### THE TASK
Read the records and write them out again exactly.

### EXERCISE INPUTS

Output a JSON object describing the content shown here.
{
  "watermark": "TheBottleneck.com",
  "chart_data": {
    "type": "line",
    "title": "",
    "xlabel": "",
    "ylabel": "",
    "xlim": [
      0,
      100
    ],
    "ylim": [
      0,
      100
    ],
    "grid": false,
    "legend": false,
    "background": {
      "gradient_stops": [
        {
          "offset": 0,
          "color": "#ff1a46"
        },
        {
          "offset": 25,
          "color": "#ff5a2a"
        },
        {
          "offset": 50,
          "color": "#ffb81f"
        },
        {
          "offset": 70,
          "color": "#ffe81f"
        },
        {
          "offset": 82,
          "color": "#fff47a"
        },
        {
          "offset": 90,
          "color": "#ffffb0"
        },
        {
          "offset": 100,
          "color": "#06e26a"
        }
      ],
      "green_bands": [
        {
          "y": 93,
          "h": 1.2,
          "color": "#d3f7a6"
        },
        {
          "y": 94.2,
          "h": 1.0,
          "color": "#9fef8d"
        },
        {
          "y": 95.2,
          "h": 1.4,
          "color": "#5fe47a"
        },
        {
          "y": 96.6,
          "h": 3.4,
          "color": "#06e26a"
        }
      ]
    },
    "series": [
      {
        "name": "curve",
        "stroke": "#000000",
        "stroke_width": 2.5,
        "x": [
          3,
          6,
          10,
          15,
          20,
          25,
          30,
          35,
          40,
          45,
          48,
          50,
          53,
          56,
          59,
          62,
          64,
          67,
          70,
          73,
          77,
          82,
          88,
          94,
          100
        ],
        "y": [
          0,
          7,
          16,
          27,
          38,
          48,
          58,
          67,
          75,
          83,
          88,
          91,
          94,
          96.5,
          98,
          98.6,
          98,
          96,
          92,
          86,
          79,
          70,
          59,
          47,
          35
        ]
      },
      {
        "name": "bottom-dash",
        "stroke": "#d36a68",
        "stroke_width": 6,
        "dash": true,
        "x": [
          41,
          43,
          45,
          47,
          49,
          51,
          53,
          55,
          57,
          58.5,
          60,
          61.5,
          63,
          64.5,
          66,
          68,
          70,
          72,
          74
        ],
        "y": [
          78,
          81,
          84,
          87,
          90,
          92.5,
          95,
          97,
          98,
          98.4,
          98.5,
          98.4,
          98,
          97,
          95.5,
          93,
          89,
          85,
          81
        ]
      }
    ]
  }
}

### RESPONSE TO THIS TASK
Output a JSON object describing the content shown here.
{
  "watermark": "TheBottleneck.com",
  "chart_data": {
    "type": "line",
    "title": "",
    "xlabel": "",
    "ylabel": "",
    "xlim": [
      0,
      100
    ],
    "ylim": [
      0,
      100
    ],
    "grid": false,
    "legend": false,
    "background": {
      "gradient_stops": [
        {
          "offset": 0,
          "color": "#ff1a46"
        },
        {
          "offset": 25,
          "color": "#ff5a2a"
        },
        {
          "offset": 50,
          "color": "#ffb81f"
        },
        {
          "offset": 70,
          "color": "#ffe81f"
        },
        {
          "offset": 82,
          "color": "#fff47a"
        },
        {
          "offset": 90,
          "color": "#ffffb0"
        },
        {
          "offset": 100,
          "color": "#06e26a"
        }
      ],
      "green_bands": [
        {
          "y": 93,
          "h": 1.2,
          "color": "#d3f7a6"
        },
        {
          "y": 94.2,
          "h": 1.0,
          "color": "#9fef8d"
        },
        {
          "y": 95.2,
          "h": 1.4,
          "color": "#5fe47a"
        },
        {
          "y": 96.6,
          "h": 3.4,
          "color": "#06e26a"
        }
      ]
    },
    "series": [
      {
        "name": "curve",
        "stroke": "#000000",
        "stroke_width": 2.5,
        "x": [
          3,
          6,
          10,
          15,
          20,
          25,
          30,
          35,
          40,
          45,
          48,
          50,
          53,
          56,
          59,
          62,
          64,
          67,
          70,
          73,
          77,
          82,
          88,
          94,
          100
        ],
        "y": [
          0,
          7,
          16,
          27,
          38,
          48,
          58,
          67,
          75,
          83,
          88,
          91,
          94,
          96.5,
          98,
          98.6,
          98,
          96,
          92,
          86,
          79,
          70,
          59,
          47,
          35
        ]
      },
      {
        "name": "bottom-dash",
        "stroke": "#d36a68",
        "stroke_width": 6,
        "dash": true,
        "x": [
          41,
          43,
          45,
          47,
          49,
          51,
          53,
          55,
          57,
          58.5,
          60,
          61.5,
          63,
          64.5,
          66,
          68,
          70,
          72,
          74
        ],
        "y": [
          78,
          81,
          84,
          87,
          90,
          92.5,
          95,
          97,
          98,
          98.4,
          98.5,
          98.4,
          98,
          97,
          95.5,
          93,
          89,
          85,
          81
        ]
      }
    ]
  }
}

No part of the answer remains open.